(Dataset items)
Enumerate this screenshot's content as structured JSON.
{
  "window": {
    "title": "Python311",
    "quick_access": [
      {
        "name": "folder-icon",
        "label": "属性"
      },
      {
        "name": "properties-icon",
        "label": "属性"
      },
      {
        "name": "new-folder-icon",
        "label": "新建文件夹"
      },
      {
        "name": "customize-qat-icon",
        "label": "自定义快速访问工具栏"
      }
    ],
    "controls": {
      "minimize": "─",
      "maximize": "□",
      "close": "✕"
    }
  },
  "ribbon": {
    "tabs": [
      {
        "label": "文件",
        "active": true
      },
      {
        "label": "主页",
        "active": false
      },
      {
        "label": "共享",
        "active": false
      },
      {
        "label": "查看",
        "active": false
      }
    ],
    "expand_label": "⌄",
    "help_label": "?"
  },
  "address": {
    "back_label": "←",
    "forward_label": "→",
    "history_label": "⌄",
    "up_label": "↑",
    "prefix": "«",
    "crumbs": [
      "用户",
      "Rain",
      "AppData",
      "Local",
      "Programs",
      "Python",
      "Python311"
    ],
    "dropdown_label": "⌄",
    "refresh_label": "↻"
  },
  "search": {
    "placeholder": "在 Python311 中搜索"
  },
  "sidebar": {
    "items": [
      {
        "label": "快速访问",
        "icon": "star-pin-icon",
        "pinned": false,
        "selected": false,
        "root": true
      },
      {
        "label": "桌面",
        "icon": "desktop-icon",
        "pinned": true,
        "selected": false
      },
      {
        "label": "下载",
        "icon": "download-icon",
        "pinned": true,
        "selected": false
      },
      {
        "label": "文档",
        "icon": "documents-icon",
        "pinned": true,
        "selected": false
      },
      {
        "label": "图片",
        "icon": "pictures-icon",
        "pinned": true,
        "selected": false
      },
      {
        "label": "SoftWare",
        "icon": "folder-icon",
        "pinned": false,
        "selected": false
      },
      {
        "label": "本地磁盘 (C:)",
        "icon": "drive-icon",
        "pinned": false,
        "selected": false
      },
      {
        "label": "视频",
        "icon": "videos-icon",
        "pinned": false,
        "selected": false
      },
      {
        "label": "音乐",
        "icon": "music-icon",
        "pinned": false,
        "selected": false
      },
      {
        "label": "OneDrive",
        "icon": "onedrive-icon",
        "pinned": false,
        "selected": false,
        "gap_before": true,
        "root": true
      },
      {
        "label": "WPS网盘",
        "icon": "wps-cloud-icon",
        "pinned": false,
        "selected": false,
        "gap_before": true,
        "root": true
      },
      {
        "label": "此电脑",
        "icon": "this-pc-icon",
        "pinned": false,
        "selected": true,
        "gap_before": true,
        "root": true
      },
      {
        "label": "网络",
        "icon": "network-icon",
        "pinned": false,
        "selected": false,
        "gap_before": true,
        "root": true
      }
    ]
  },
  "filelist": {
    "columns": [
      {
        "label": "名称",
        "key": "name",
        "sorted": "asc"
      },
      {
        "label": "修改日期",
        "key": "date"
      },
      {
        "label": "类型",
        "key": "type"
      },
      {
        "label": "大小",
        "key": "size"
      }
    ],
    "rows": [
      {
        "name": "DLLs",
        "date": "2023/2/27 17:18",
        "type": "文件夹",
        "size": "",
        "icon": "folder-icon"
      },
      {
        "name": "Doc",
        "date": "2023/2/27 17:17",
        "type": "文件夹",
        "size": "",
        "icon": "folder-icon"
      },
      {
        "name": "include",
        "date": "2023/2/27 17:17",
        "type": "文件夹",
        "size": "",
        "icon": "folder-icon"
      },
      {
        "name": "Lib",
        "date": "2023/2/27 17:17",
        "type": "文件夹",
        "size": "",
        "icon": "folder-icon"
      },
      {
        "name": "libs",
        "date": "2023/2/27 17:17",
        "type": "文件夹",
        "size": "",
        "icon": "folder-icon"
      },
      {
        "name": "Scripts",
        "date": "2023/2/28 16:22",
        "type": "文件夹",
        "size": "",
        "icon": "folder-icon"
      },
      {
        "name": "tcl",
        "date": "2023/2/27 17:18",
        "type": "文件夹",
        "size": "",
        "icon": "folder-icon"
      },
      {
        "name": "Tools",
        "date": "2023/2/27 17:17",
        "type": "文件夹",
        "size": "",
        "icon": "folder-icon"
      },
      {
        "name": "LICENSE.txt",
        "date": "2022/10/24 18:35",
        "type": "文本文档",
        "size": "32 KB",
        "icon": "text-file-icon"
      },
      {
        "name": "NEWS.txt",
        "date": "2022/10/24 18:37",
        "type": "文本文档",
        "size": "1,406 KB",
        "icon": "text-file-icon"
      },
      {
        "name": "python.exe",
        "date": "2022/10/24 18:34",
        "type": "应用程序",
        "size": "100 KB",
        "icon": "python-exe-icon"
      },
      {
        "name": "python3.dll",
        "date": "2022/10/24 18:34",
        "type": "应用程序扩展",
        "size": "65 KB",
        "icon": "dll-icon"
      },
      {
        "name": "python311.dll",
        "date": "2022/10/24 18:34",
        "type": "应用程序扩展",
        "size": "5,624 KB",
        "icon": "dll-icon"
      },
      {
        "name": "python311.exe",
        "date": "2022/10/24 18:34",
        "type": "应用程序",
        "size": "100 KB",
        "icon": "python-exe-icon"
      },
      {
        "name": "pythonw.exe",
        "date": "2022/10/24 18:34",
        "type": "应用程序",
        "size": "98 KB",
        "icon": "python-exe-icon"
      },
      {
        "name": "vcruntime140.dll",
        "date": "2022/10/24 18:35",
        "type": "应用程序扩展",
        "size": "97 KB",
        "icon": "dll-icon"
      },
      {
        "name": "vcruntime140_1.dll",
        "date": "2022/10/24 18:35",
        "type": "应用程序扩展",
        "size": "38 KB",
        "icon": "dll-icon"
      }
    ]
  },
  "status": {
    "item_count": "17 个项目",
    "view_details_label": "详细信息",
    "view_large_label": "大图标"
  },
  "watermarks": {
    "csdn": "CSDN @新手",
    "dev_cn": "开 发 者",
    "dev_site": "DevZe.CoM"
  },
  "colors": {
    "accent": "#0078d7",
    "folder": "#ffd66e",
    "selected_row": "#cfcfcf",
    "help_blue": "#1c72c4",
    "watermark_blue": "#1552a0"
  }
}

## GIVEN TASK:
Using the data above, return each line exactly as written.

## FINISHED EXERCISE:
Enumerate this screenshot's content as structured JSON.
{
  "window": {
    "title": "Python311",
    "quick_access": [
      {
        "name": "folder-icon",
        "label": "属性"
      },
      {
        "name": "properties-icon",
        "label": "属性"
      },
      {
        "name": "new-folder-icon",
        "label": "新建文件夹"
      },
      {
        "name": "customize-qat-icon",
        "label": "自定义快速访问工具栏"
      }
    ],
    "controls": {
      "minimize": "─",
      "maximize": "□",
      "close": "✕"
    }
  },
  "ribbon": {
    "tabs": [
      {
        "label": "文件",
        "active": true
      },
      {
        "label": "主页",
        "active": false
      },
      {
        "label": "共享",
        "active": false
      },
      {
        "label": "查看",
        "active": false
      }
    ],
    "expand_label": "⌄",
    "help_label": "?"
  },
  "address": {
    "back_label": "←",
    "forward_label": "→",
    "history_label": "⌄",
    "up_label": "↑",
    "prefix": "«",
    "crumbs": [
      "用户",
      "Rain",
      "AppData",
      "Local",
      "Programs",
      "Python",
      "Python311"
    ],
    "dropdown_label": "⌄",
    "refresh_label": "↻"
  },
  "search": {
    "placeholder": "在 Python311 中搜索"
  },
  "sidebar": {
    "items": [
      {
        "label": "快速访问",
        "icon": "star-pin-icon",
        "pinned": false,
        "selected": false,
        "root": true
      },
      {
        "label": "桌面",
        "icon": "desktop-icon",
        "pinned": true,
        "selected": false
      },
      {
        "label": "下载",
        "icon": "download-icon",
        "pinned": true,
        "selected": false
      },
      {
        "label": "文档",
        "icon": "documents-icon",
        "pinned": true,
        "selected": false
      },
      {
        "label": "图片",
        "icon": "pictures-icon",
        "pinned": true,
        "selected": false
      },
      {
        "label": "SoftWare",
        "icon": "folder-icon",
        "pinned": false,
        "selected": false
      },
      {
        "label": "本地磁盘 (C:)",
        "icon": "drive-icon",
        "pinned": false,
        "selected": false
      },
      {
        "label": "视频",
        "icon": "videos-icon",
        "pinned": false,
        "selected": false
      },
      {
        "label": "音乐",
        "icon": "music-icon",
        "pinned": false,
        "selected": false
      },
      {
        "label": "OneDrive",
        "icon": "onedrive-icon",
        "pinned": false,
        "selected": false,
        "gap_before": true,
        "root": true
      },
      {
        "label": "WPS网盘",
        "icon": "wps-cloud-icon",
        "pinned": false,
        "selected": false,
        "gap_before": true,
        "root": true
      },
      {
        "label": "此电脑",
        "icon": "this-pc-icon",
        "pinned": false,
        "selected": true,
        "gap_before": true,
        "root": true
      },
      {
        "label": "网络",
        "icon": "network-icon",
        "pinned": false,
        "selected": false,
        "gap_before": true,
        "root": true
      }
    ]
  },
  "filelist": {
    "columns": [
      {
        "label": "名称",
        "key": "name",
        "sorted": "asc"
      },
      {
        "label": "修改日期",
        "key": "date"
      },
      {
        "label": "类型",
        "key": "type"
      },
      {
        "label": "大小",
        "key": "size"
      }
    ],
    "rows": [
      {
        "name": "DLLs",
        "date": "2023/2/27 17:18",
        "type": "文件夹",
        "size": "",
        "icon": "folder-icon"
      },
      {
        "name": "Doc",
        "date": "2023/2/27 17:17",
        "type": "文件夹",
        "size": "",
        "icon": "folder-icon"
      },
      {
        "name": "include",
        "date": "2023/2/27 17:17",
        "type": "文件夹",
        "size": "",
        "icon": "folder-icon"
      },
      {
        "name": "Lib",
        "date": "2023/2/27 17:17",
        "type": "文件夹",
        "size": "",
        "icon": "folder-icon"
      },
      {
        "name": "libs",
        "date": "2023/2/27 17:17",
        "type": "文件夹",
        "size": "",
        "icon": "folder-icon"
      },
      {
        "name": "Scripts",
        "date": "2023/2/28 16:22",
        "type": "文件夹",
        "size": "",
        "icon": "folder-icon"
      },
      {
        "name": "tcl",
        "date": "2023/2/27 17:18",
        "type": "文件夹",
        "size": "",
        "icon": "folder-icon"
      },
      {
        "name": "Tools",
        "date": "2023/2/27 17:17",
        "type": "文件夹",
        "size": "",
        "icon": "folder-icon"
      },
      {
        "name": "LICENSE.txt",
        "date": "2022/10/24 18:35",
        "type": "文本文档",
        "size": "32 KB",
        "icon": "text-file-icon"
      },
      {
        "name": "NEWS.txt",
        "date": "2022/10/24 18:37",
        "type": "文本文档",
        "size": "1,406 KB",
        "icon": "text-file-icon"
      },
      {
        "name": "python.exe",
        "date": "2022/10/24 18:34",
        "type": "应用程序",
        "size": "100 KB",
        "icon": "python-exe-icon"
      },
      {
        "name": "python3.dll",
        "date": "2022/10/24 18:34",
        "type": "应用程序扩展",
        "size": "65 KB",
        "icon": "dll-icon"
      },
      {
        "name": "python311.dll",
        "date": "2022/10/24 18:34",
        "type": "应用程序扩展",
        "size": "5,624 KB",
        "icon": "dll-icon"
      },
      {
        "name": "python311.exe",
        "date": "2022/10/24 18:34",
        "type": "应用程序",
        "size": "100 KB",
        "icon": "python-exe-icon"
      },
      {
        "name": "pythonw.exe",
        "date": "2022/10/24 18:34",
        "type": "应用程序",
        "size": "98 KB",
        "icon": "python-exe-icon"
      },
      {
        "name": "vcruntime140.dll",
        "date": "2022/10/24 18:35",
        "type": "应用程序扩展",
        "size": "97 KB",
        "icon": "dll-icon"
      },
      {
        "name": "vcruntime140_1.dll",
        "date": "2022/10/24 18:35",
        "type": "应用程序扩展",
        "size": "38 KB",
        "icon": "dll-icon"
      }
    ]
  },
  "status": {
    "item_count": "17 个项目",
    "view_details_label": "详细信息",
    "view_large_label": "大图标"
  },
  "watermarks": {
    "csdn": "CSDN @新手",
    "dev_cn": "开 发 者",
    "dev_site": "DevZe.CoM"
  },
  "colors": {
    "accent": "#0078d7",
    "folder": "#ffd66e",
    "selected_row": "#cfcfcf",
    "help_blue": "#1c72c4",
    "watermark_blue": "#1552a0"
  }
}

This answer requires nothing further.